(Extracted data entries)
——

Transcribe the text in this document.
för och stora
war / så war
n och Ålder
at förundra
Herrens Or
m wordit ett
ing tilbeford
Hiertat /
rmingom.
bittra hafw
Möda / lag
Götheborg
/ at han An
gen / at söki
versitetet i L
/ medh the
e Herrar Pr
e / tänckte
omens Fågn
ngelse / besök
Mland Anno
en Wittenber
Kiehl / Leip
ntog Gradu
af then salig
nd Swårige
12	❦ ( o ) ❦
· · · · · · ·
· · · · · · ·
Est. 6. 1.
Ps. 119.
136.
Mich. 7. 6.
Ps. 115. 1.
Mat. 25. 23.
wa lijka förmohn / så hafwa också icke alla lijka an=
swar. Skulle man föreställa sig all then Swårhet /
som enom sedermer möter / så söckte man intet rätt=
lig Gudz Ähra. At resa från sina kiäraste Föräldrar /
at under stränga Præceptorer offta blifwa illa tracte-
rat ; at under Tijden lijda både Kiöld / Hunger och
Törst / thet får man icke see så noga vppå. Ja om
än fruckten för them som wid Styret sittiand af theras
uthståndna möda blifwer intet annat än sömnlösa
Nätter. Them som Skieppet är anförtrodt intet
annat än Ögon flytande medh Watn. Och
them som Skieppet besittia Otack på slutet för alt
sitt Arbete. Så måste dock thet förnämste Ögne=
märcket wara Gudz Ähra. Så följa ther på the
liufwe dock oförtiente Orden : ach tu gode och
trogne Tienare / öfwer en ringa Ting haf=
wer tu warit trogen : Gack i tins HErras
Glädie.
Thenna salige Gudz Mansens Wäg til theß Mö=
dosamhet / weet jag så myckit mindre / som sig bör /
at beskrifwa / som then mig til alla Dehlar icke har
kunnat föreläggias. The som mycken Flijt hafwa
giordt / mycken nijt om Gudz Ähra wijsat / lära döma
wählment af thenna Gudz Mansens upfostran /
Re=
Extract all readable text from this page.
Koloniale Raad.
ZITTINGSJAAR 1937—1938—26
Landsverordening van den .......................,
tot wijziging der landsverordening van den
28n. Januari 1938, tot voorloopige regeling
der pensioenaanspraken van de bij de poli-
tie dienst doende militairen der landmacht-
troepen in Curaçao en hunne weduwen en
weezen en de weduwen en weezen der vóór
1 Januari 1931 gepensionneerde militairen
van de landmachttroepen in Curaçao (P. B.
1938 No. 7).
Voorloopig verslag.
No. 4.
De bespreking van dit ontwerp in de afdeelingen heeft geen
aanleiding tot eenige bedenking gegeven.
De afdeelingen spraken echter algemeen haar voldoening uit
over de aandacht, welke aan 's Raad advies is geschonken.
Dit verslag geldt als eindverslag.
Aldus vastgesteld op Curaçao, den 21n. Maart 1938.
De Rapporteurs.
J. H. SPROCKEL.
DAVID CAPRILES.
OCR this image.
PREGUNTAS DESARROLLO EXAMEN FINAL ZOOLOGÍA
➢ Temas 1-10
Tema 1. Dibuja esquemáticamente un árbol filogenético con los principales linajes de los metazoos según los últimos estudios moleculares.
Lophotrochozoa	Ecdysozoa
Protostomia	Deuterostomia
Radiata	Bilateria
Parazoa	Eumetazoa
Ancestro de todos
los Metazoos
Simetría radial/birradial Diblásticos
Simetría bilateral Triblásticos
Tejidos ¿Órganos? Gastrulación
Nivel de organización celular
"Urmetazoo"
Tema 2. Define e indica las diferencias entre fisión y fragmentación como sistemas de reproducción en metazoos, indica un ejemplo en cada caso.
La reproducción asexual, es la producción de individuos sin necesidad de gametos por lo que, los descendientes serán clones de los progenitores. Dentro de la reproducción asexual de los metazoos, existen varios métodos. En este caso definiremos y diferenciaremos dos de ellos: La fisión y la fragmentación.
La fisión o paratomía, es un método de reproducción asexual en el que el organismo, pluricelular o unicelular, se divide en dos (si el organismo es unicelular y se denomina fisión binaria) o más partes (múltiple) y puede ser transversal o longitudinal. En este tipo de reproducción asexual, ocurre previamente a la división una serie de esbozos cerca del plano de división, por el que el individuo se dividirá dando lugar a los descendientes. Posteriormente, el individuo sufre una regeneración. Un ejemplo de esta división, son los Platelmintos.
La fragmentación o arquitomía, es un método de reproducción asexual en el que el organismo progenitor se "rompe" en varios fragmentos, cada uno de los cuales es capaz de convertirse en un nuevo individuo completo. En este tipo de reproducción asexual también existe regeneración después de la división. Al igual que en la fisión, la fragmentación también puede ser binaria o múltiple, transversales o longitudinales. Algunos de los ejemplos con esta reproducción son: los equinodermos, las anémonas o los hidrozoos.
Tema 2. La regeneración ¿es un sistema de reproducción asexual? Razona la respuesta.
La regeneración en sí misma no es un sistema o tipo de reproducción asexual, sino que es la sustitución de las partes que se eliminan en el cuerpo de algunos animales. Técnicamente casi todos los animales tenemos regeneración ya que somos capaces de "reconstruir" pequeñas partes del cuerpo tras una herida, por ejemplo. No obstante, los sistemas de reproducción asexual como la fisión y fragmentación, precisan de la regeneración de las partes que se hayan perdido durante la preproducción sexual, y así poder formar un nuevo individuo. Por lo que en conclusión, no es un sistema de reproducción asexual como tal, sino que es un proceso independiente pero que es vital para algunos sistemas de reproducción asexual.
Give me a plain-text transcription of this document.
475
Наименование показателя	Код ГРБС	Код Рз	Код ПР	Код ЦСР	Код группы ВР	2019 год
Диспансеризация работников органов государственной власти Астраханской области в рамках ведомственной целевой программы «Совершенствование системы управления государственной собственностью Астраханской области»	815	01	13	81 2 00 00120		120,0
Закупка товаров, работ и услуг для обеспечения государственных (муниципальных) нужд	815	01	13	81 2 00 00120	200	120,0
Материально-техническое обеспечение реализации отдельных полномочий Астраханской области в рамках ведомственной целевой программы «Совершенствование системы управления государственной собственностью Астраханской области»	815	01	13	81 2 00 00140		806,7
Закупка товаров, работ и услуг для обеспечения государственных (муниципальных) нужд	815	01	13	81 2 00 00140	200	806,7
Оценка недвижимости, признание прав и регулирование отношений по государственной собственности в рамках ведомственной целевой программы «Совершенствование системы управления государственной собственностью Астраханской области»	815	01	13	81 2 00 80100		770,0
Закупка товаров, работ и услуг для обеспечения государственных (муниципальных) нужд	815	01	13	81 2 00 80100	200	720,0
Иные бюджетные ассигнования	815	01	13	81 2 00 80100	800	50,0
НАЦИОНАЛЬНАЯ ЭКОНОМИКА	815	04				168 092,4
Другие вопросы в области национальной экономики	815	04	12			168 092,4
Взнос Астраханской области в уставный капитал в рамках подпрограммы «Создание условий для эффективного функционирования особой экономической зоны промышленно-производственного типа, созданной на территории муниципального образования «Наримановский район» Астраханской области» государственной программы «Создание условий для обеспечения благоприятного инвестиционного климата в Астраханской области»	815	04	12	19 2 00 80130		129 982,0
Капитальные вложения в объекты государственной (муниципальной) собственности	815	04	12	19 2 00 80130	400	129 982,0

——

What the exercise asks:
Your task is to repeat each line of the material exactly.

Answer to this problem:
Transcribe the text in this document.
för och stora
war / så war
n och Ålder
at förundra
Herrens Or
m wordit ett
ing tilbeford
Hiertat /
rmingom.
bittra hafw
Möda / lag
Götheborg
/ at han An
gen / at söki
versitetet i L
/ medh the
e Herrar Pr
e / tänckte
omens Fågn
ngelse / besök
Mland Anno
en Wittenber
Kiehl / Leip
ntog Gradu
af then salig
nd Swårige
12	❦ ( o ) ❦
· · · · · · ·
· · · · · · ·
Est. 6. 1.
Ps. 119.
136.
Mich. 7. 6.
Ps. 115. 1.
Mat. 25. 23.
wa lijka förmohn / så hafwa också icke alla lijka an=
swar. Skulle man föreställa sig all then Swårhet /
som enom sedermer möter / så söckte man intet rätt=
lig Gudz Ähra. At resa från sina kiäraste Föräldrar /
at under stränga Præceptorer offta blifwa illa tracte-
rat ; at under Tijden lijda både Kiöld / Hunger och
Törst / thet får man icke see så noga vppå. Ja om
än fruckten för them som wid Styret sittiand af theras
uthståndna möda blifwer intet annat än sömnlösa
Nätter. Them som Skieppet är anförtrodt intet
annat än Ögon flytande medh Watn. Och
them som Skieppet besittia Otack på slutet för alt
sitt Arbete. Så måste dock thet förnämste Ögne=
märcket wara Gudz Ähra. Så följa ther på the
liufwe dock oförtiente Orden : ach tu gode och
trogne Tienare / öfwer en ringa Ting haf=
wer tu warit trogen : Gack i tins HErras
Glädie.
Thenna salige Gudz Mansens Wäg til theß Mö=
dosamhet / weet jag så myckit mindre / som sig bör /
at beskrifwa / som then mig til alla Dehlar icke har
kunnat föreläggias. The som mycken Flijt hafwa
giordt / mycken nijt om Gudz Ähra wijsat / lära döma
wählment af thenna Gudz Mansens upfostran /
Re=
Extract all readable text from this page.
Koloniale Raad.
ZITTINGSJAAR 1937—1938—26
Landsverordening van den .......................,
tot wijziging der landsverordening van den
28n. Januari 1938, tot voorloopige regeling
der pensioenaanspraken van de bij de poli-
tie dienst doende militairen der landmacht-
troepen in Curaçao en hunne weduwen en
weezen en de weduwen en weezen der vóór
1 Januari 1931 gepensionneerde militairen
van de landmachttroepen in Curaçao (P. B.
1938 No. 7).
Voorloopig verslag.
No. 4.
De bespreking van dit ontwerp in de afdeelingen heeft geen
aanleiding tot eenige bedenking gegeven.
De afdeelingen spraken echter algemeen haar voldoening uit
over de aandacht, welke aan 's Raad advies is geschonken.
Dit verslag geldt als eindverslag.
Aldus vastgesteld op Curaçao, den 21n. Maart 1938.
De Rapporteurs.
J. H. SPROCKEL.
DAVID CAPRILES.
OCR this image.
PREGUNTAS DESARROLLO EXAMEN FINAL ZOOLOGÍA
➢ Temas 1-10
Tema 1. Dibuja esquemáticamente un árbol filogenético con los principales linajes de los metazoos según los últimos estudios moleculares.
Lophotrochozoa	Ecdysozoa
Protostomia	Deuterostomia
Radiata	Bilateria
Parazoa	Eumetazoa
Ancestro de todos
los Metazoos
Simetría radial/birradial Diblásticos
Simetría bilateral Triblásticos
Tejidos ¿Órganos? Gastrulación
Nivel de organización celular
"Urmetazoo"
Tema 2. Define e indica las diferencias entre fisión y fragmentación como sistemas de reproducción en metazoos, indica un ejemplo en cada caso.
La reproducción asexual, es la producción de individuos sin necesidad de gametos por lo que, los descendientes serán clones de los progenitores. Dentro de la reproducción asexual de los metazoos, existen varios métodos. En este caso definiremos y diferenciaremos dos de ellos: La fisión y la fragmentación.
La fisión o paratomía, es un método de reproducción asexual en el que el organismo, pluricelular o unicelular, se divide en dos (si el organismo es unicelular y se denomina fisión binaria) o más partes (múltiple) y puede ser transversal o longitudinal. En este tipo de reproducción asexual, ocurre previamente a la división una serie de esbozos cerca del plano de división, por el que el individuo se dividirá dando lugar a los descendientes. Posteriormente, el individuo sufre una regeneración. Un ejemplo de esta división, son los Platelmintos.
La fragmentación o arquitomía, es un método de reproducción asexual en el que el organismo progenitor se "rompe" en varios fragmentos, cada uno de los cuales es capaz de convertirse en un nuevo individuo completo. En este tipo de reproducción asexual también existe regeneración después de la división. Al igual que en la fisión, la fragmentación también puede ser binaria o múltiple, transversales o longitudinales. Algunos de los ejemplos con esta reproducción son: los equinodermos, las anémonas o los hidrozoos.
Tema 2. La regeneración ¿es un sistema de reproducción asexual? Razona la respuesta.
La regeneración en sí misma no es un sistema o tipo de reproducción asexual, sino que es la sustitución de las partes que se eliminan en el cuerpo de algunos animales. Técnicamente casi todos los animales tenemos regeneración ya que somos capaces de "reconstruir" pequeñas partes del cuerpo tras una herida, por ejemplo. No obstante, los sistemas de reproducción asexual como la fisión y fragmentación, precisan de la regeneración de las partes que se hayan perdido durante la preproducción sexual, y así poder formar un nuevo individuo. Por lo que en conclusión, no es un sistema de reproducción asexual como tal, sino que es un proceso independiente pero que es vital para algunos sistemas de reproducción asexual.
Give me a plain-text transcription of this document.
475
Наименование показателя	Код ГРБС	Код Рз	Код ПР	Код ЦСР	Код группы ВР	2019 год
Диспансеризация работников органов государственной власти Астраханской области в рамках ведомственной целевой программы «Совершенствование системы управления государственной собственностью Астраханской области»	815	01	13	81 2 00 00120		120,0
Закупка товаров, работ и услуг для обеспечения государственных (муниципальных) нужд	815	01	13	81 2 00 00120	200	120,0
Материально-техническое обеспечение реализации отдельных полномочий Астраханской области в рамках ведомственной целевой программы «Совершенствование системы управления государственной собственностью Астраханской области»	815	01	13	81 2 00 00140		806,7
Закупка товаров, работ и услуг для обеспечения государственных (муниципальных) нужд	815	01	13	81 2 00 00140	200	806,7
Оценка недвижимости, признание прав и регулирование отношений по государственной собственности в рамках ведомственной целевой программы «Совершенствование системы управления государственной собственностью Астраханской области»	815	01	13	81 2 00 80100		770,0
Закупка товаров, работ и услуг для обеспечения государственных (муниципальных) нужд	815	01	13	81 2 00 80100	200	720,0
Иные бюджетные ассигнования	815	01	13	81 2 00 80100	800	50,0
НАЦИОНАЛЬНАЯ ЭКОНОМИКА	815	04				168 092,4
Другие вопросы в области национальной экономики	815	04	12			168 092,4
Взнос Астраханской области в уставный капитал в рамках подпрограммы «Создание условий для эффективного функционирования особой экономической зоны промышленно-производственного типа, созданной на территории муниципального образования «Наримановский район» Астраханской области» государственной программы «Создание условий для обеспечения благоприятного инвестиционного климата в Астраханской области»	815	04	12	19 2 00 80130		129 982,0
Капитальные вложения в объекты государственной (муниципальной) собственности	815	04	12	19 2 00 80130	400	129 982,0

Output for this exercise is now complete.